#### DATASET EXCERPTS
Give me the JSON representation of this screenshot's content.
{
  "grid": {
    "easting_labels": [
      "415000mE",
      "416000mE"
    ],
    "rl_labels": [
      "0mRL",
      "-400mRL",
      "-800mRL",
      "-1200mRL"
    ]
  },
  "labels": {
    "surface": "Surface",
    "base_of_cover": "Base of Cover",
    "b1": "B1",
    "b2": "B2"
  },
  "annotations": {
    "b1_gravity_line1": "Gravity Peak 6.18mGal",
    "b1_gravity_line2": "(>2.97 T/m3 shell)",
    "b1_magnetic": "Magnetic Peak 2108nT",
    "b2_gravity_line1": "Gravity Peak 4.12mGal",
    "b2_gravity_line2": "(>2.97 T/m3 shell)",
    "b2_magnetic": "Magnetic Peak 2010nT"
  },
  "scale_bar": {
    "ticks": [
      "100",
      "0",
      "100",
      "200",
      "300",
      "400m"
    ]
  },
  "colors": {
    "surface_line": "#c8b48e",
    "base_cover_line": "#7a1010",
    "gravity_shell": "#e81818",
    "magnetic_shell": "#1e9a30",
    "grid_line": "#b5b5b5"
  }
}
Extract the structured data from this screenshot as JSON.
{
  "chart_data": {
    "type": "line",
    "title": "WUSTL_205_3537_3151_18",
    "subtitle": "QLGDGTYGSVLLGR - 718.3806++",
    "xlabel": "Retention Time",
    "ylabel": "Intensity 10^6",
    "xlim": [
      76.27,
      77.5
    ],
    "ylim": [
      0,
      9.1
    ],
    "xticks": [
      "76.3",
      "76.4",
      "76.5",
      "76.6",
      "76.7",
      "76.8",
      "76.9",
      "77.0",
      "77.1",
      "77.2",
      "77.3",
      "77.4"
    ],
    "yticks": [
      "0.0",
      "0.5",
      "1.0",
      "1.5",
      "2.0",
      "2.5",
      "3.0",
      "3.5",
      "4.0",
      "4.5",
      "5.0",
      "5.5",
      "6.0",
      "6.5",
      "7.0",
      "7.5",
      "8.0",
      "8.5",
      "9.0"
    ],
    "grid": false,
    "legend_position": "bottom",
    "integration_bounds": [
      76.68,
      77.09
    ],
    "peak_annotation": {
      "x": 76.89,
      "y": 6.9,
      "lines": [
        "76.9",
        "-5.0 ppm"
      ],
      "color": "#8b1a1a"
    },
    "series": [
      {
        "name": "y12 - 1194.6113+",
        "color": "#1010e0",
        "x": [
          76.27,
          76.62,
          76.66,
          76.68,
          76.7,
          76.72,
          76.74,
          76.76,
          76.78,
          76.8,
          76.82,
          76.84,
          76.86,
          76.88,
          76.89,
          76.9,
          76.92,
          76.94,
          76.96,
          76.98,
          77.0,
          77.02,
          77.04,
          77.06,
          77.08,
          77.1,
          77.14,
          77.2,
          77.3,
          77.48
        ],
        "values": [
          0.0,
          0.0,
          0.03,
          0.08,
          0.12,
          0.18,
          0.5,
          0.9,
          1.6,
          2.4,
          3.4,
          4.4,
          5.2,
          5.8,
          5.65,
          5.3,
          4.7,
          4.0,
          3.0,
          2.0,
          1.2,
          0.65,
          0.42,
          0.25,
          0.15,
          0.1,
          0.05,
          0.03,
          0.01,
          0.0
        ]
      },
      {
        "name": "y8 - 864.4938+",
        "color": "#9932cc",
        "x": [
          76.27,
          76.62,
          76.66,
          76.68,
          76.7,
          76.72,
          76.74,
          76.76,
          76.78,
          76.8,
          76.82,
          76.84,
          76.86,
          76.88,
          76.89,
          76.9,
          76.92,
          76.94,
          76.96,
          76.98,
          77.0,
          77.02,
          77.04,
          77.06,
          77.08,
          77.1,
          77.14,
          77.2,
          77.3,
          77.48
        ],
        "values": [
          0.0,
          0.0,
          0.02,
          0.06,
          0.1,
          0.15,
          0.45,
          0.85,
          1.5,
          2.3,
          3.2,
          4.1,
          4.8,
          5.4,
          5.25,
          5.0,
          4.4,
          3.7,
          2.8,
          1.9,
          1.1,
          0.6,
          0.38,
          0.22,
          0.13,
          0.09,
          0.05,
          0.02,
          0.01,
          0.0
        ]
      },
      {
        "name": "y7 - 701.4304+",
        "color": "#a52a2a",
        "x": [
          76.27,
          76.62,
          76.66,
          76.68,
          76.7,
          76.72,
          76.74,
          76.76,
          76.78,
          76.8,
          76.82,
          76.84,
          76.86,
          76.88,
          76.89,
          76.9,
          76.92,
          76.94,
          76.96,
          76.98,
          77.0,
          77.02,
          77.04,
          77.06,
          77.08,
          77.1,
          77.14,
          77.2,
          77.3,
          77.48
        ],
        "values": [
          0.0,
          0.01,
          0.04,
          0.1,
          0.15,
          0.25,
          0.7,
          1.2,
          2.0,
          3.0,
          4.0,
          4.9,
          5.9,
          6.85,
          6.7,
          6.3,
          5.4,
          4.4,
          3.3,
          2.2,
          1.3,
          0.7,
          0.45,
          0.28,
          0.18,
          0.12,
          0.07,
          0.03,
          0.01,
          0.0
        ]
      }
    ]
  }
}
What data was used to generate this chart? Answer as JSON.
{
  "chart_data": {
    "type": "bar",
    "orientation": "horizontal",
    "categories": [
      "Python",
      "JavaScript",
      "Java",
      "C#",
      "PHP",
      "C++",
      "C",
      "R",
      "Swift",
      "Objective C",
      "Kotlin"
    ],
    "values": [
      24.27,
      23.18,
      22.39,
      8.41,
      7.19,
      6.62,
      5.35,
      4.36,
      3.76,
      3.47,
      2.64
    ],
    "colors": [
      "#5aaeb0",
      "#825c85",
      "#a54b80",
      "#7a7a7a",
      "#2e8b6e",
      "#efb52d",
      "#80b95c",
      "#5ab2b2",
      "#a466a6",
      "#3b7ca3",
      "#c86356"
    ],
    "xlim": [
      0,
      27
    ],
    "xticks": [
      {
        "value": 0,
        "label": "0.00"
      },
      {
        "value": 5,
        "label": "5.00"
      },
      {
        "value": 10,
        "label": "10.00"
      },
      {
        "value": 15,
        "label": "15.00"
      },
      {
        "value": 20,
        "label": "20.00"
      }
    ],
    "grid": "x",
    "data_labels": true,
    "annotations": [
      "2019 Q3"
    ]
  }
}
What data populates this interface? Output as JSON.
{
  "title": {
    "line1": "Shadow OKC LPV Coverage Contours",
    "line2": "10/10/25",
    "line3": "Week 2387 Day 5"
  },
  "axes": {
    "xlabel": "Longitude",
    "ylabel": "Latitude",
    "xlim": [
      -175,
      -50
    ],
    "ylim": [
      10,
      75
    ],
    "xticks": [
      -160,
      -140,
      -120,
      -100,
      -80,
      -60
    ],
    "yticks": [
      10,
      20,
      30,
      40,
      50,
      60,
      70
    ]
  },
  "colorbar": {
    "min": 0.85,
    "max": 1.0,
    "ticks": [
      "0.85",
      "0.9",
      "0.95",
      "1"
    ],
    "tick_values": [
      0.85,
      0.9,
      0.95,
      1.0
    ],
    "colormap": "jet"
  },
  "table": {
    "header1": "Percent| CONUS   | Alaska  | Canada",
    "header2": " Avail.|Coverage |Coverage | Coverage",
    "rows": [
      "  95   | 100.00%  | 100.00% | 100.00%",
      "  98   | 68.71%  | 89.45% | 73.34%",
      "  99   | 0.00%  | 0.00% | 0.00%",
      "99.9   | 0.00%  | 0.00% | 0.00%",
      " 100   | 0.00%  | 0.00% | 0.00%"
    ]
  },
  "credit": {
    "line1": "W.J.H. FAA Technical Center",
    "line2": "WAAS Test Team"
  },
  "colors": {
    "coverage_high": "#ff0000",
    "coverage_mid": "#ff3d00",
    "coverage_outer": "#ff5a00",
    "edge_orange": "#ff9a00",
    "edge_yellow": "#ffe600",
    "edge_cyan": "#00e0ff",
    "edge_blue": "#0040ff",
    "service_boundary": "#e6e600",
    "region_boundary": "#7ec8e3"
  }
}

#### WRITTEN TASK
Copy all lines above containing the string "this".

#### REPLY
Give me the JSON representation of this screenshot's content.
Extract the structured data from this screenshot as JSON.
What data was used to generate this chart? Answer as JSON.
What data populates this interface? Output as JSON.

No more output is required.